### WHAT NEEDS TO BE DONE
Beneath this task is a listing; retype all of it exactly.

### DATA
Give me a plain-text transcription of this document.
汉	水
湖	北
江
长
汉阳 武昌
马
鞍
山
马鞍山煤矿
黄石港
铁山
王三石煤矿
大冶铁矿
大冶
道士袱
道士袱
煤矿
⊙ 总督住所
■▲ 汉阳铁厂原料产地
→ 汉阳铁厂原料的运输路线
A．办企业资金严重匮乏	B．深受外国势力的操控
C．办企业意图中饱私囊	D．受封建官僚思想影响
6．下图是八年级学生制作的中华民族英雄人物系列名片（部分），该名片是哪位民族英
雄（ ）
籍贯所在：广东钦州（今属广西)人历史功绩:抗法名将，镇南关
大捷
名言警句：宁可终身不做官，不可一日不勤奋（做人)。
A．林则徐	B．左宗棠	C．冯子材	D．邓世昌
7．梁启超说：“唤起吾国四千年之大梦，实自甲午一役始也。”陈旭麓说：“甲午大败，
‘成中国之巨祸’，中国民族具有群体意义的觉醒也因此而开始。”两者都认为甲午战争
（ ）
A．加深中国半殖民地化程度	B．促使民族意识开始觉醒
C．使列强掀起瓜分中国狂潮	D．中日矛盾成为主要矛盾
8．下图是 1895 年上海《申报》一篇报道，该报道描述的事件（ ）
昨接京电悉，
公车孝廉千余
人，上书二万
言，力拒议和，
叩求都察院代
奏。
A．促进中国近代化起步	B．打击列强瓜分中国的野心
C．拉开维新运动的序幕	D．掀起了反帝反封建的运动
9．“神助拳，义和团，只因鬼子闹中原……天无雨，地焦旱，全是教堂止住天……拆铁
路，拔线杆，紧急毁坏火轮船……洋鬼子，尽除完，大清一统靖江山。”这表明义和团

### EXERCISE RESULT
Give me a plain-text transcription of this document.
汉	水
湖	北
江
长
汉阳 武昌
马
鞍
山
马鞍山煤矿
黄石港
铁山
王三石煤矿
大冶铁矿
大冶
道士袱
道士袱
煤矿
⊙ 总督住所
■▲ 汉阳铁厂原料产地
→ 汉阳铁厂原料的运输路线
A．办企业资金严重匮乏	B．深受外国势力的操控
C．办企业意图中饱私囊	D．受封建官僚思想影响
6．下图是八年级学生制作的中华民族英雄人物系列名片（部分），该名片是哪位民族英
雄（ ）
籍贯所在：广东钦州（今属广西)人历史功绩:抗法名将，镇南关
大捷
名言警句：宁可终身不做官，不可一日不勤奋（做人)。
A．林则徐	B．左宗棠	C．冯子材	D．邓世昌
7．梁启超说：“唤起吾国四千年之大梦，实自甲午一役始也。”陈旭麓说：“甲午大败，
‘成中国之巨祸’，中国民族具有群体意义的觉醒也因此而开始。”两者都认为甲午战争
（ ）
A．加深中国半殖民地化程度	B．促使民族意识开始觉醒
C．使列强掀起瓜分中国狂潮	D．中日矛盾成为主要矛盾
8．下图是 1895 年上海《申报》一篇报道，该报道描述的事件（ ）
昨接京电悉，
公车孝廉千余
人，上书二万
言，力拒议和，
叩求都察院代
奏。
A．促进中国近代化起步	B．打击列强瓜分中国的野心
C．拉开维新运动的序幕	D．掀起了反帝反封建的运动
9．“神助拳，义和团，只因鬼子闹中原……天无雨，地焦旱，全是教堂止住天……拆铁
路，拔线杆，紧急毁坏火轮船……洋鬼子，尽除完，大清一统靖江山。”这表明义和团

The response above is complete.